In the entries, find all lines that hold the word "this" and copy them.

### Source data
====================

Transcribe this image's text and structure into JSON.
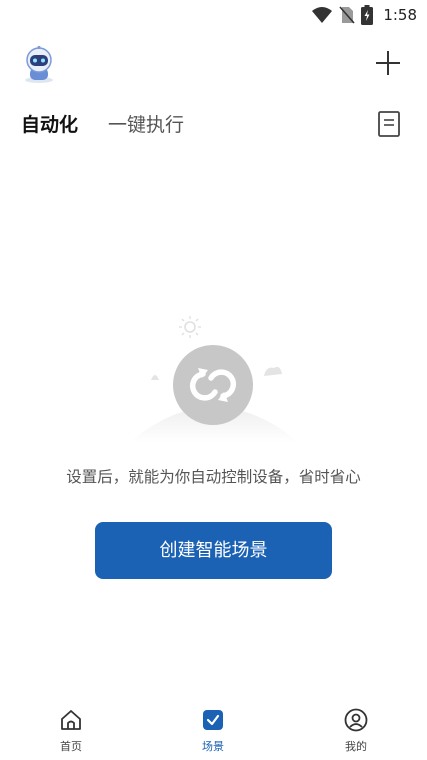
{
  "status_bar": {
    "time": "1:58",
    "icons": [
      "wifi-icon",
      "no-sim-icon",
      "battery-charging-icon"
    ]
  },
  "header": {
    "avatar_icon": "robot-avatar-icon",
    "add_icon": "plus-icon"
  },
  "tabs": [
    {
      "label": "自动化",
      "active": true
    },
    {
      "label": "一键执行",
      "active": false
    }
  ],
  "log_icon": "document-icon",
  "empty_state": {
    "illustration_icon": "loop-icon",
    "text": "设置后，就能为你自动控制设备，省时省心",
    "button_label": "创建智能场景"
  },
  "bottom_nav": [
    {
      "label": "首页",
      "icon": "home-icon",
      "active": false
    },
    {
      "label": "场景",
      "icon": "scene-check-icon",
      "active": true
    },
    {
      "label": "我的",
      "icon": "profile-icon",
      "active": false
    }
  ],
  "colors": {
    "accent": "#1b62b5",
    "text_primary": "#111111",
    "text_secondary": "#555555"
  }
}
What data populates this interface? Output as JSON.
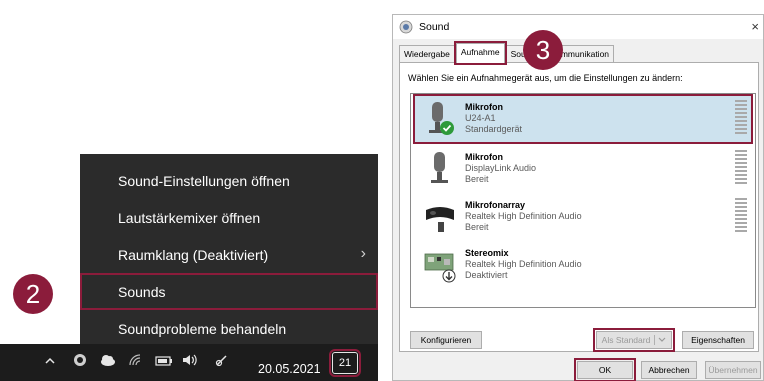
{
  "context_menu": {
    "items": [
      {
        "label": "Sound-Einstellungen öffnen"
      },
      {
        "label": "Lautstärkemixer öffnen"
      },
      {
        "label": "Raumklang (Deaktiviert)",
        "chevron": "›"
      },
      {
        "label": "Sounds"
      },
      {
        "label": "Soundprobleme behandeln"
      }
    ]
  },
  "taskbar": {
    "date": "20.05.2021",
    "notification_count": "21",
    "icons": [
      "chevron-up-icon",
      "security-icon",
      "cloud-icon",
      "wifi-icon",
      "battery-icon",
      "volume-icon",
      "pen-icon"
    ]
  },
  "badges": {
    "step2": "2",
    "step3": "3"
  },
  "dialog": {
    "title": "Sound",
    "close": "×",
    "tabs": [
      "Wiedergabe",
      "Aufnahme",
      "Sounds",
      "Kommunikation"
    ],
    "active_tab": "Aufnahme",
    "instruction": "Wählen Sie ein Aufnahmegerät aus, um die Einstellungen zu ändern:",
    "devices": [
      {
        "name": "Mikrofon",
        "desc": "U24-A1",
        "status": "Standardgerät"
      },
      {
        "name": "Mikrofon",
        "desc": "DisplayLink Audio",
        "status": "Bereit"
      },
      {
        "name": "Mikrofonarray",
        "desc": "Realtek High Definition Audio",
        "status": "Bereit"
      },
      {
        "name": "Stereomix",
        "desc": "Realtek High Definition Audio",
        "status": "Deaktiviert"
      }
    ],
    "buttons": {
      "configure": "Konfigurieren",
      "set_default": "Als Standard",
      "properties": "Eigenschaften",
      "ok": "OK",
      "cancel": "Abbrechen",
      "apply": "Übernehmen"
    }
  },
  "colors": {
    "accent": "#8b1c3b",
    "selection": "#cde2ee",
    "menu_bg": "#2b2b2b"
  }
}
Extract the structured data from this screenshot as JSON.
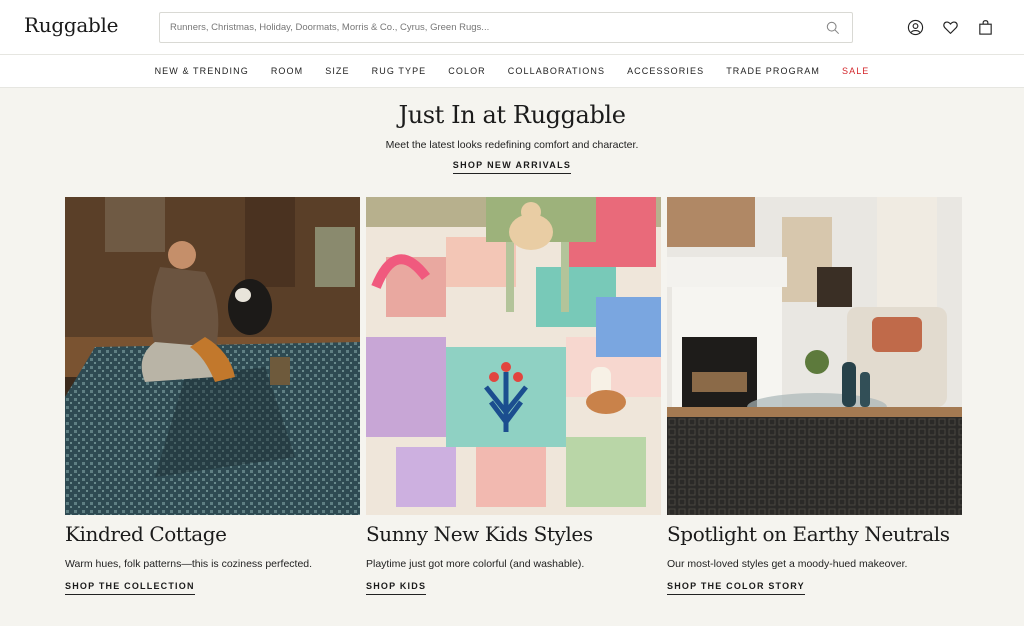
{
  "header": {
    "logo": "Ruggable",
    "search_placeholder": "Runners, Christmas, Holiday, Doormats, Morris & Co., Cyrus, Green Rugs...",
    "icons": [
      "account-icon",
      "heart-icon",
      "bag-icon"
    ]
  },
  "nav": {
    "items": [
      {
        "label": "NEW & TRENDING"
      },
      {
        "label": "ROOM"
      },
      {
        "label": "SIZE"
      },
      {
        "label": "RUG TYPE"
      },
      {
        "label": "COLOR"
      },
      {
        "label": "COLLABORATIONS"
      },
      {
        "label": "ACCESSORIES"
      },
      {
        "label": "TRADE PROGRAM"
      },
      {
        "label": "SALE",
        "color": "#d3262b"
      }
    ]
  },
  "hero": {
    "title": "Just In at Ruggable",
    "subtitle": "Meet the latest looks redefining comfort and character.",
    "cta": "SHOP NEW ARRIVALS"
  },
  "cards": [
    {
      "title": "Kindred Cottage",
      "description": "Warm hues, folk patterns—this is coziness perfected.",
      "cta": "SHOP THE COLLECTION"
    },
    {
      "title": "Sunny New Kids Styles",
      "description": "Playtime just got more colorful (and washable).",
      "cta": "SHOP KIDS"
    },
    {
      "title": "Spotlight on Earthy Neutrals",
      "description": "Our most-loved styles get a moody-hued makeover.",
      "cta": "SHOP THE COLOR STORY"
    }
  ],
  "colors": {
    "background": "#f5f4ef",
    "sale": "#d3262b",
    "text": "#1d1d1d"
  }
}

====================

### Exercise response
Transcribe this image's text and structure into JSON.
What data populates this interface? Output as JSON.
Extract the structured data from this screenshot as JSON.
      "description": "Warm hues, folk patterns—this is coziness perfected.",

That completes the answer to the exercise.